#### MATERIAL SHOWN:
Start

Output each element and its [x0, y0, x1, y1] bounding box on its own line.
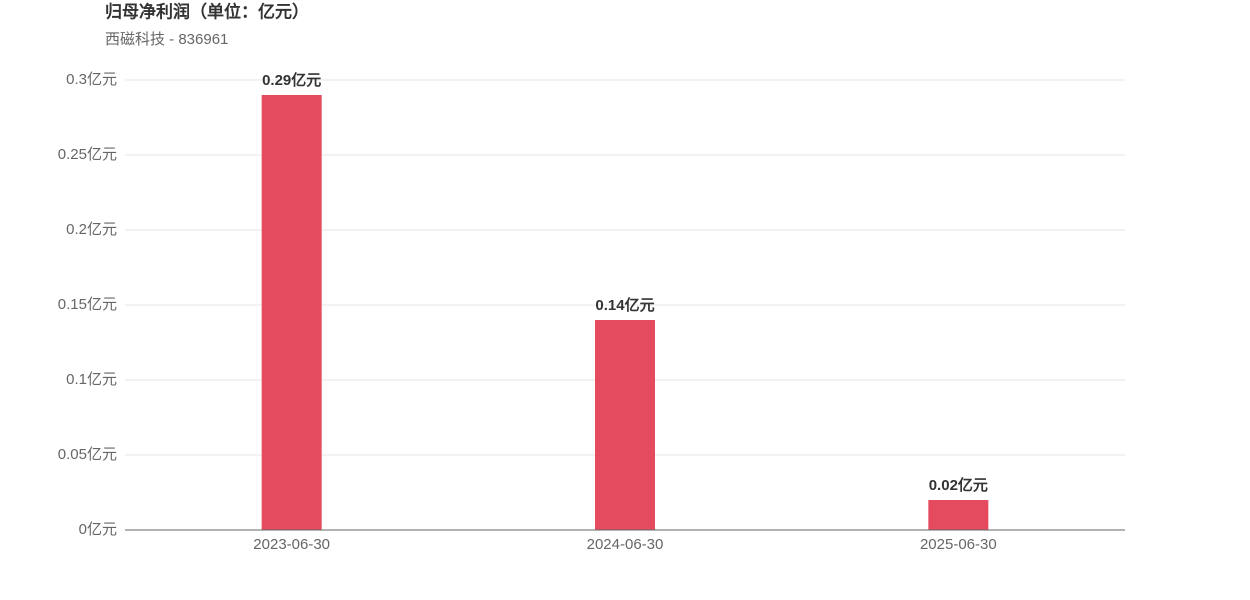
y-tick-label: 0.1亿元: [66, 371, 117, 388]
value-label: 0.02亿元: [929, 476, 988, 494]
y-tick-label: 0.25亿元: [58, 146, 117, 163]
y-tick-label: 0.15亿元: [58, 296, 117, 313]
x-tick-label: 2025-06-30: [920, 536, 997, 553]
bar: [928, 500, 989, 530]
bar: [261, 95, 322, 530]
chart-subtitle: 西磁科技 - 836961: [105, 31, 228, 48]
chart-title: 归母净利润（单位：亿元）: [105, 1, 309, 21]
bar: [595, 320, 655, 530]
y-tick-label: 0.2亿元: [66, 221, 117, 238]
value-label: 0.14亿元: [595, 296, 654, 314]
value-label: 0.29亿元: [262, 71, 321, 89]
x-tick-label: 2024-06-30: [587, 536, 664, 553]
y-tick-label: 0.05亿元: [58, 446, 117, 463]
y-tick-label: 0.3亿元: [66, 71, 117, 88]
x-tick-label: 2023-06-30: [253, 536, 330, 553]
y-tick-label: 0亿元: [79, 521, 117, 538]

End
Start

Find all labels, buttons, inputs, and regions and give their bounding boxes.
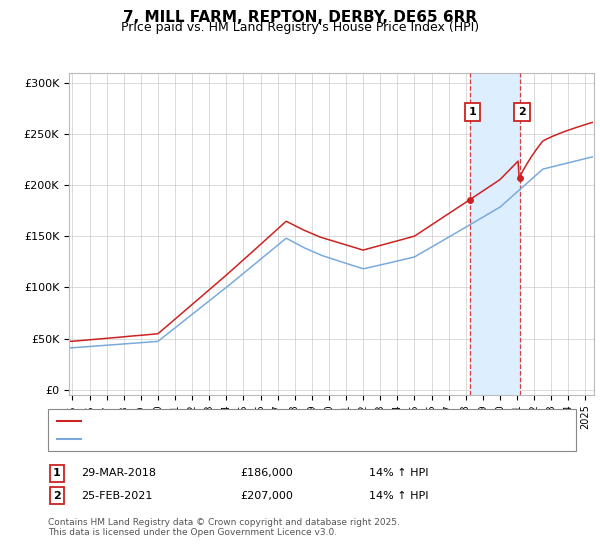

End

#### GIVEN TASK:
In the part of the entries that opens with the line containing "Output each element" and closes with the line containing "x-tick-label: 2024-06-30: [587, 536, 664, 553]", substitute "data-label" for every occurrence of "value-label" and reproduce only those lines, keeping everything else the same. Omit the picture from your answer.

#### TASK SOLUTION:
Output each element and its [x0, y0, x1, y1] bounding box on its own line.
y-tick-label: 0.1亿元: [66, 371, 117, 388]
data-label: 0.02亿元: [929, 476, 988, 494]
y-tick-label: 0.25亿元: [58, 146, 117, 163]
y-tick-label: 0.15亿元: [58, 296, 117, 313]
x-tick-label: 2025-06-30: [920, 536, 997, 553]
bar: [928, 500, 989, 530]
bar: [261, 95, 322, 530]
chart-subtitle: 西磁科技 - 836961: [105, 31, 228, 48]
chart-title: 归母净利润（单位：亿元）: [105, 1, 309, 21]
bar: [595, 320, 655, 530]
y-tick-label: 0.2亿元: [66, 221, 117, 238]
data-label: 0.14亿元: [595, 296, 654, 314]
data-label: 0.29亿元: [262, 71, 321, 89]
x-tick-label: 2024-06-30: [587, 536, 664, 553]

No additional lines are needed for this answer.